▶ **Supplied information**
+ + + +

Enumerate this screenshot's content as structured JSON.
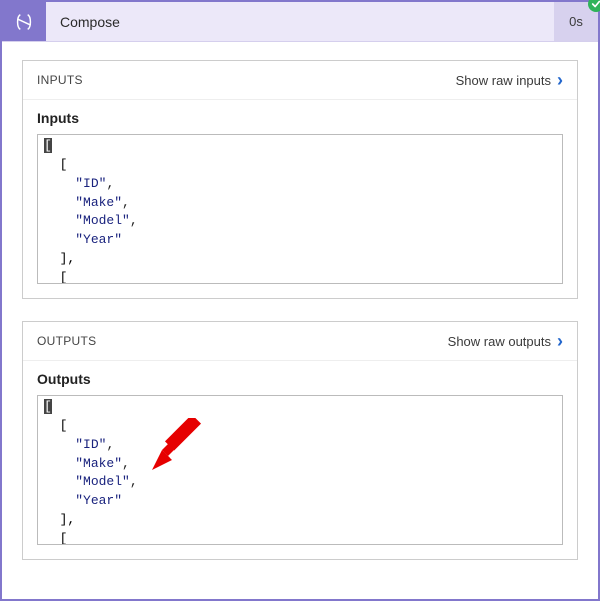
{
  "header": {
    "title": "Compose",
    "duration": "0s",
    "status": "success"
  },
  "panels": {
    "inputs": {
      "section_label": "INPUTS",
      "raw_link": "Show raw inputs",
      "subtitle": "Inputs",
      "json_lines": [
        {
          "sym": "[",
          "indent": 0,
          "cursor": true
        },
        {
          "sym": "[",
          "indent": 1
        },
        {
          "str": "ID",
          "trail": ",",
          "indent": 2
        },
        {
          "str": "Make",
          "trail": ",",
          "indent": 2
        },
        {
          "str": "Model",
          "trail": ",",
          "indent": 2
        },
        {
          "str": "Year",
          "indent": 2
        },
        {
          "sym": "],",
          "indent": 1
        },
        {
          "sym": "[",
          "indent": 1
        }
      ]
    },
    "outputs": {
      "section_label": "OUTPUTS",
      "raw_link": "Show raw outputs",
      "subtitle": "Outputs",
      "json_lines": [
        {
          "sym": "[",
          "indent": 0,
          "cursor": true
        },
        {
          "sym": "[",
          "indent": 1
        },
        {
          "str": "ID",
          "trail": ",",
          "indent": 2
        },
        {
          "str": "Make",
          "trail": ",",
          "indent": 2
        },
        {
          "str": "Model",
          "trail": ",",
          "indent": 2
        },
        {
          "str": "Year",
          "indent": 2
        },
        {
          "sym": "],",
          "indent": 1
        },
        {
          "sym": "[",
          "indent": 1
        }
      ]
    }
  },
  "colors": {
    "accent": "#8277cc",
    "header_bg": "#ece8f9",
    "header_right_bg": "#d7d1ee",
    "success": "#2fb35a",
    "link_chevron": "#2266cc",
    "json_string": "#1a237e",
    "arrow": "#e60000"
  }
}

+ + + +

▶ **Work to do**
Skip the pictures, then retype every line above exactly.

▶ **Answer to the task**
Enumerate this screenshot's content as structured JSON.
{
  "header": {
    "title": "Compose",
    "duration": "0s",
    "status": "success"
  },
  "panels": {
    "inputs": {
      "section_label": "INPUTS",
      "raw_link": "Show raw inputs",
      "subtitle": "Inputs",
      "json_lines": [
        {
          "sym": "[",
          "indent": 0,
          "cursor": true
        },
        {
          "sym": "[",
          "indent": 1
        },
        {
          "str": "ID",
          "trail": ",",
          "indent": 2
        },
        {
          "str": "Make",
          "trail": ",",
          "indent": 2
        },
        {
          "str": "Model",
          "trail": ",",
          "indent": 2
        },
        {
          "str": "Year",
          "indent": 2
        },
        {
          "sym": "],",
          "indent": 1
        },
        {
          "sym": "[",
          "indent": 1
        }
      ]
    },
    "outputs": {
      "section_label": "OUTPUTS",
      "raw_link": "Show raw outputs",
      "subtitle": "Outputs",
      "json_lines": [
        {
          "sym": "[",
          "indent": 0,
          "cursor": true
        },
        {
          "sym": "[",
          "indent": 1
        },
        {
          "str": "ID",
          "trail": ",",
          "indent": 2
        },
        {
          "str": "Make",
          "trail": ",",
          "indent": 2
        },
        {
          "str": "Model",
          "trail": ",",
          "indent": 2
        },
        {
          "str": "Year",
          "indent": 2
        },
        {
          "sym": "],",
          "indent": 1
        },
        {
          "sym": "[",
          "indent": 1
        }
      ]
    }
  },
  "colors": {
    "accent": "#8277cc",
    "header_bg": "#ece8f9",
    "header_right_bg": "#d7d1ee",
    "success": "#2fb35a",
    "link_chevron": "#2266cc",
    "json_string": "#1a237e",
    "arrow": "#e60000"
  }
}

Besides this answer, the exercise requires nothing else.